--- Start ---

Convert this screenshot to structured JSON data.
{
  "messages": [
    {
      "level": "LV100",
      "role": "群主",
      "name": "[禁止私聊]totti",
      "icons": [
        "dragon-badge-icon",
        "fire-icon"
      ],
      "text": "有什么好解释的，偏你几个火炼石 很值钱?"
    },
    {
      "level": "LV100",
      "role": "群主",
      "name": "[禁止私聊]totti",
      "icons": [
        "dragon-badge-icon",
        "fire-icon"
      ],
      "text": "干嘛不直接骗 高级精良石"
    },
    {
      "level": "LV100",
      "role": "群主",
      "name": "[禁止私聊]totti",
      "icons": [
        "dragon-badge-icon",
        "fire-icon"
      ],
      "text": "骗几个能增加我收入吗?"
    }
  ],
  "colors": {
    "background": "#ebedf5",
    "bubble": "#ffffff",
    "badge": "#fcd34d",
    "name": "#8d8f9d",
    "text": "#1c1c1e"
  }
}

--- End ---

* _Written request_: Faithfully reproduce all of the records, character for character.

* _Complete output_:
Convert this screenshot to structured JSON data.
{
  "messages": [
    {
      "level": "LV100",
      "role": "群主",
      "name": "[禁止私聊]totti",
      "icons": [
        "dragon-badge-icon",
        "fire-icon"
      ],
      "text": "有什么好解释的，偏你几个火炼石 很值钱?"
    },
    {
      "level": "LV100",
      "role": "群主",
      "name": "[禁止私聊]totti",
      "icons": [
        "dragon-badge-icon",
        "fire-icon"
      ],
      "text": "干嘛不直接骗 高级精良石"
    },
    {
      "level": "LV100",
      "role": "群主",
      "name": "[禁止私聊]totti",
      "icons": [
        "dragon-badge-icon",
        "fire-icon"
      ],
      "text": "骗几个能增加我收入吗?"
    }
  ],
  "colors": {
    "background": "#ebedf5",
    "bubble": "#ffffff",
    "badge": "#fcd34d",
    "name": "#8d8f9d",
    "text": "#1c1c1e"
  }
}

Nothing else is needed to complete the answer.